INSTRUCTIONS –
• a. In the text on driving in France, what mantra is muttered when turning?
• b. Carry the text on driving in France forward, starting after its last sentence.

DOCUMENT SECTION –
++++++

Driving in France, like any country, requires a driver to remove all expectations about how drivers should drive, and add observations and experiences of how they do drive. It’s not a case of worse or better driving – it’s a case of both worse and better.
For those from countries that drive on the left, the obvious challenge of driving on the right hand side of the road is not a big problem as it just takes a bit of concentration for the first few weeks, then constant checking to ensure the driver is the closest person to the centre line of the road. The biggest trap is moving from one way streets, including freeways, into two way highways, as it’s very easy to execute a wide right turn – straight into oncoming traffic. When turning, we mutter the mantra “Tight Right, Loose Left”.
Two obvious differences in driving behaviour are giving way to other vehicles and occupying road space.
A benefit of the way the French generally drive, with the practice of ducking in and out of traffic, is they are very watchful of cars around them and therefore tolerant to allowing other cars in. This is good news to the tourist, for whom a suddenly noticed sign to one’s destination pointing left can be taken from the right hand lane across three lanes of traffic with no horns blaring and no-one squeezing up to block access. Using an indicator when turning or changing lanes is very much optional when driving in Europe, but I have found that using an indicator buys me a little more anticipation and leeway from other drivers.

++++++

EXTRACTED INFORMATION –
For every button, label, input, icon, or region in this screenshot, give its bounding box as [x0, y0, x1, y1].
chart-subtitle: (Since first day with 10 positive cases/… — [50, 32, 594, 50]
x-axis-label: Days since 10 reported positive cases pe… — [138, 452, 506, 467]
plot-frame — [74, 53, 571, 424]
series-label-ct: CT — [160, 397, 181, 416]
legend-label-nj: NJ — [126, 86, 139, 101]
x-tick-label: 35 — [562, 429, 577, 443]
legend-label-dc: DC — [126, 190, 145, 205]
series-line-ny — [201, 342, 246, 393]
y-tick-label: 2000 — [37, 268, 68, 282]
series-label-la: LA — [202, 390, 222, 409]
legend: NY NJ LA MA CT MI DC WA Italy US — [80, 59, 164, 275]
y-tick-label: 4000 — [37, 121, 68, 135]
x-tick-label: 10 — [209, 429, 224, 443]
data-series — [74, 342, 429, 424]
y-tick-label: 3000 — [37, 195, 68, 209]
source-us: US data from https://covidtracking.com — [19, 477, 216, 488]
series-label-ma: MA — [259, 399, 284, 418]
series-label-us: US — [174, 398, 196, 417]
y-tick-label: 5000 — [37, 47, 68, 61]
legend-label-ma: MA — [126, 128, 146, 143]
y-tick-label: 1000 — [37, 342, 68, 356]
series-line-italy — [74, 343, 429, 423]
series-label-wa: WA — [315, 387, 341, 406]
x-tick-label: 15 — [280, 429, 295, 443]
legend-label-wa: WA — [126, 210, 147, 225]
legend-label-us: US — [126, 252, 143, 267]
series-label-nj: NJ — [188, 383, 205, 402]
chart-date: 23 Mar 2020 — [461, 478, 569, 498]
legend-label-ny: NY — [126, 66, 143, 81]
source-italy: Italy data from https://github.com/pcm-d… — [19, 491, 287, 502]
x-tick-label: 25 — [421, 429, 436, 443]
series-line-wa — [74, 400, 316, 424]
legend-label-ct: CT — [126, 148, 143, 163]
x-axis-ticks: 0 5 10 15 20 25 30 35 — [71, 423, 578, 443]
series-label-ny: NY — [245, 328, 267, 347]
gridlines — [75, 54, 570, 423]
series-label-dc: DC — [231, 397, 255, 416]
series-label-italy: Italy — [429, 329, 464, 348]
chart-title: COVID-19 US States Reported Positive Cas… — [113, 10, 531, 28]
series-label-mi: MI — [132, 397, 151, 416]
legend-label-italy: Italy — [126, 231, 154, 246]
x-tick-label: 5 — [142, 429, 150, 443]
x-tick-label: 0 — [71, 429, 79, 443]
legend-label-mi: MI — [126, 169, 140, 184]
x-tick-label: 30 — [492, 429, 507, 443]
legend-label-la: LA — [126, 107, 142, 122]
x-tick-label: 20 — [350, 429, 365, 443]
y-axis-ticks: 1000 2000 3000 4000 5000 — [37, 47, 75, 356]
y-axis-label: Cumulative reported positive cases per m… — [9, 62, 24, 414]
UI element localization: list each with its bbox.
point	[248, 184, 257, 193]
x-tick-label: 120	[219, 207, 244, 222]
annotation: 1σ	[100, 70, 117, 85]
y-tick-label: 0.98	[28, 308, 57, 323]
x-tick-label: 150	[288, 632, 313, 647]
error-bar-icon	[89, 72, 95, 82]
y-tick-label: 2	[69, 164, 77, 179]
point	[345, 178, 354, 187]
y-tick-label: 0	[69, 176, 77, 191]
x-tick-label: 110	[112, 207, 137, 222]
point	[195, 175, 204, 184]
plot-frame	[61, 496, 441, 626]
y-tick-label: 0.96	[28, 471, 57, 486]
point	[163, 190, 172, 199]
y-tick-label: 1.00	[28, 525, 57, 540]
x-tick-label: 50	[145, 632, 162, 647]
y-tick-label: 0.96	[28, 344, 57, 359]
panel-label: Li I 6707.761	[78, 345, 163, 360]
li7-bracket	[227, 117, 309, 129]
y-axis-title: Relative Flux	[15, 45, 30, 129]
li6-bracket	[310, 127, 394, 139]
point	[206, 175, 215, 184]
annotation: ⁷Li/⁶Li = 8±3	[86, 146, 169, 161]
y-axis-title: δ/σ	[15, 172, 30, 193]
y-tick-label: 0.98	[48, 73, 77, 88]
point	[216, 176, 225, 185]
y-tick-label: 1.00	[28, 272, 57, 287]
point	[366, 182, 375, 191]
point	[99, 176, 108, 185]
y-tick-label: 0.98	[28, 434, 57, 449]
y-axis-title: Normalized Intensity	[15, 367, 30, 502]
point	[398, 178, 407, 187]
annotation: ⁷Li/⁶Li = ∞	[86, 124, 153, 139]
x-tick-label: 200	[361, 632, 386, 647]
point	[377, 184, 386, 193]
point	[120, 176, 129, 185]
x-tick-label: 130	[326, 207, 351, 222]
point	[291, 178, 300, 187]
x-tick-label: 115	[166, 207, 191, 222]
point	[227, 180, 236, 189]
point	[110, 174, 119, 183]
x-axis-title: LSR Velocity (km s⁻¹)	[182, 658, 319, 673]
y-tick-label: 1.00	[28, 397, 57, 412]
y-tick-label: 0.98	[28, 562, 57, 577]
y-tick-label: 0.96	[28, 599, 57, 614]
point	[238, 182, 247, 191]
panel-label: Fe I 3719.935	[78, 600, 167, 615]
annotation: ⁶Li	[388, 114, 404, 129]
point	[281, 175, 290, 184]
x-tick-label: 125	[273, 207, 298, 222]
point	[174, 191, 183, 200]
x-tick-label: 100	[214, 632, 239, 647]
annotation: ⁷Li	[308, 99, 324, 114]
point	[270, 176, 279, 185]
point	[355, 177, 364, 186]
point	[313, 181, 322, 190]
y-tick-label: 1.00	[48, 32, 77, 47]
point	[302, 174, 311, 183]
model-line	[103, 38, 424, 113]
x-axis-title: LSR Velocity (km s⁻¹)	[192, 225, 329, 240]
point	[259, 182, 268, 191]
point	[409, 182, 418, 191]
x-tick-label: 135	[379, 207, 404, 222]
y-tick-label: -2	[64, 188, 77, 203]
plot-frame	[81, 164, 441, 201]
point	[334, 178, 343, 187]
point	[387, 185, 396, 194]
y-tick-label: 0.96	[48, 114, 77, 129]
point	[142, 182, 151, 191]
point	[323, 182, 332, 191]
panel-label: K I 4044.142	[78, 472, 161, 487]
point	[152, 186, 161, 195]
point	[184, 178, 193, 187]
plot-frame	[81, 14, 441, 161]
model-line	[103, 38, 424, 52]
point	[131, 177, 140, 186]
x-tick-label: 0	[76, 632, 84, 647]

++++++

FINAL ANSWERS –
• a. "Tight Right, Loose Left."

• b.
Turn indicator users falls into three categories when overtaking or changing lanes on highways and autoroutes. Category one drivers, of which I am a member, indicate left when moving into the overtaking lane, then indicating right when moving back. Category two drivers indicate left when moving out and leave the left indicator on until the whole overtaking operation is complete. This is to indicate that there is overtaking taking place, although to me the fact the car is in the left lane is a fairly strong hint. Category three drivers regard the indicator as a device to be used only (occasionally) when turning, not when changing lanes, so do not use them at all. It seems to be like religion – a practice adopted early in one’s life based on the influence of others and rarely changed for its duration.
The maximum speeds one can travel on French roads are well signposted, and much the same as other parts of the world. Sometimes they are too well signposted as the various rules regarding the maximum speed under what conditions and in what locations can sometimes create a plethora of speed changes. For example, when driving through a rural town, there can be eight speed changes in a kilometre, from 90 (maximum highway speed) to 70 (edge of town), 50 (in town), 70 (other edge), 90 (derestricted zone), 70 (curve), 90, 80 (intersection) then 90 again.
Larger trucks bear their own three speed signs in decreasing value, such as 100, 80 and 60; or 90, 70 and 60. These signs bear no relation to the speed the truck is moving, as I regularly saw trucks bearing speed signs of 100 travelling at 120. It was unclear at the time, but the purpose of the three signs is supposed to indicate the maximum speeds on autoroutes, divided roads and other roads. It might be more effective to mount the signs up front of the cabin, where the driver can see them.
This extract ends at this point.